## FRAGMENTO DEL TEXTO
○ ○ ○ ○

Mi amiga Marilena nunca supo la causa de la extraordinaria bonanza de ese año, pero no creyó que fuera durable; estaba cansada de luchar con el presupuesto y contemplaba la posibilidad de un cambio de rumbo. Discutiendo el asunto, surgió la idea —inspirada por los efluvios del conjuro que aún perduraba en las ranuras del suelo— de transformar el Instituto en una escuela donde sería posible aplicar sus estupendas teorías educacionales para resolver en serio los problemas de aprendizaje y de paso eliminar los sobresaltos de nuestro libro de contabilidad. Ese fue el comienzo de una sólida empresa que se transformó en pocos años en uno de los más respetables colegios de esa ciudad.

Tengo mucho tiempo para meditar en este otoño de California. Debo acostumbrarme a mi hija y no recordarla como la joven graciosa y alegre de antes, ni perderme tampoco en visiones pesimistas del futuro, sino tomar cada día como venga, sin esperar milagros.

Paula depende de mí para sobrevivir, ha vuelto a pertenecerme, está otra vez en mis brazos como un recién nacido, terminaron para ella las celebraciones y los esfuerzos de la vida. La instalo en la terraza arropada en chales, frente a la bahía de San Francisco y los rosales de Willie, cargados de flores desde que salieron de los barriles y echaron raíces en tierra firme. A veces mi hija abre los ojos y mira fijamente la superficie iridiscente del agua, me coloco en la línea de su mirada, pero no me ve, sus pupilas son como pozos sin fondo. Sólo puedo comunicarme con ella de noche, cuando viene a visitarme en sueños. Duermo a sobresaltos y a menudo despierto con la certeza de que me llama, me levanto apurada y corro a su pieza, donde casi siempre algo falla: su temperatura o su presión se han disparado, está transpirando o tiene frío, está mal colocada y tiene calambres. La mujer que la cuida de noche suele dormirse cuando terminan los programas de televisión en español. En esas ocasiones me tiendo en la cama con Paula y la sostengo contra mi pecho acomodándola lo mejor posible porque es más grande que yo, mientras pido paz para ella, pido que descanse en la serenidad de los místicos, que habite un paraíso de armonía y silencio, que encuentre a ese Dios que tanto buscó en su corta trayectoria. Pido inspiración para adivinar sus necesidades y ayuda para mantenerla cómoda, así su espíritu puede viajar sin perturbaciones hacia el lugar de los encuentros. ¿Qué sentirá?

○ ○ ○ ○

## MATERIAL
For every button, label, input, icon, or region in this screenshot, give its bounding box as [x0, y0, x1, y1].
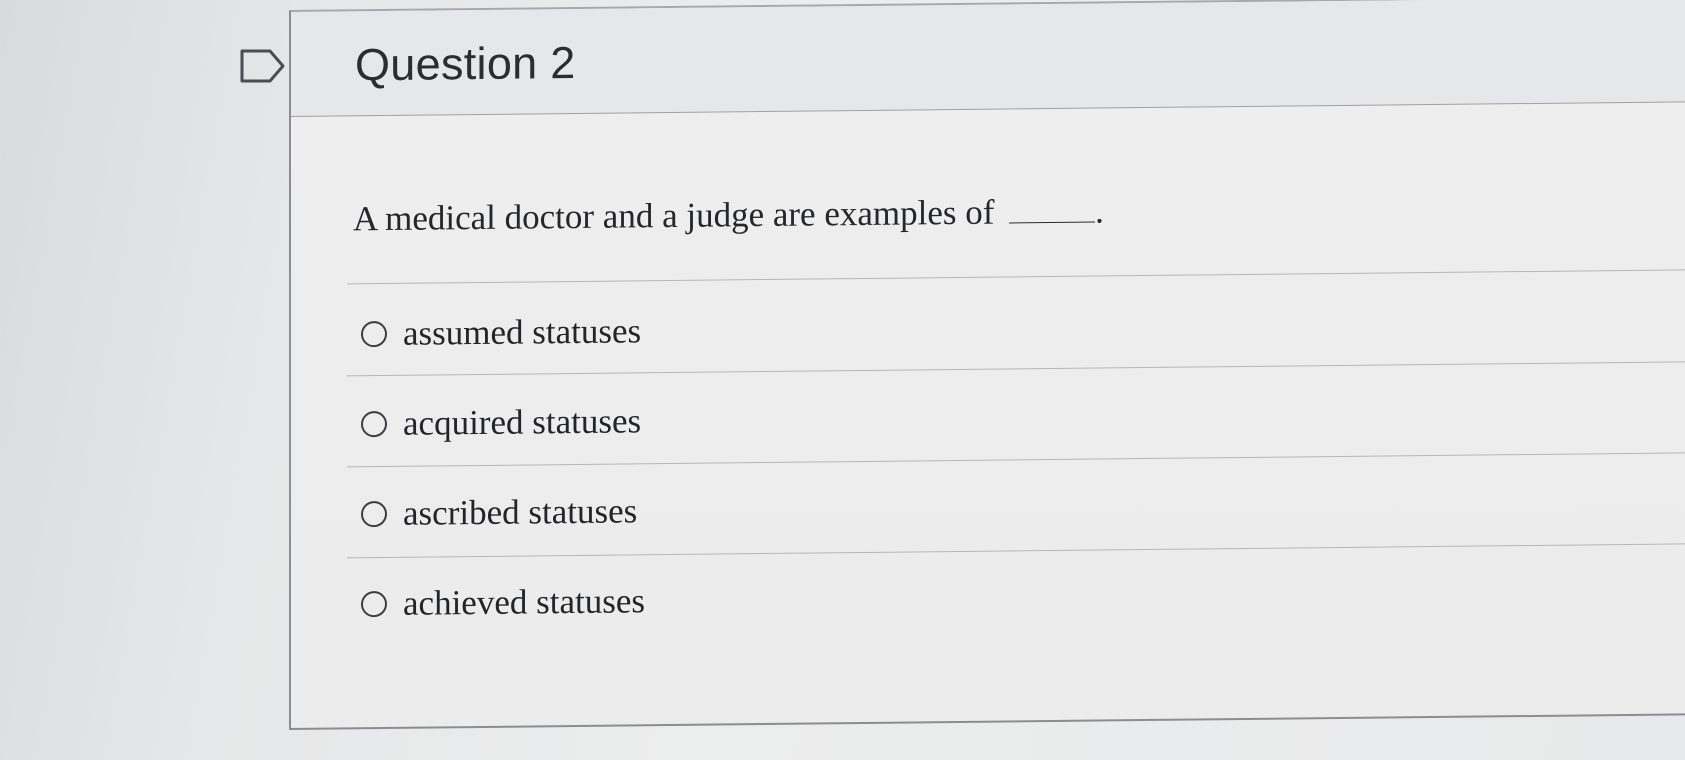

○ ○ ○ ○

## PROBLEMA A RESOLVER
Haz una lista de todo lo que se pide con las palabras «pido» o «Pido» en el fragmento de arriba.

## RESPUESTA COMPLETA
- Paz para ella
- Que descanse en la serenidad de los místicos
- Que habite un paraíso de armonía y silencio
- Que encuentre a ese Dios que tanto buscó en su corta trayectoria
- Inspiración para adivinar sus necesidades
- Ayuda para mantenerla cómoda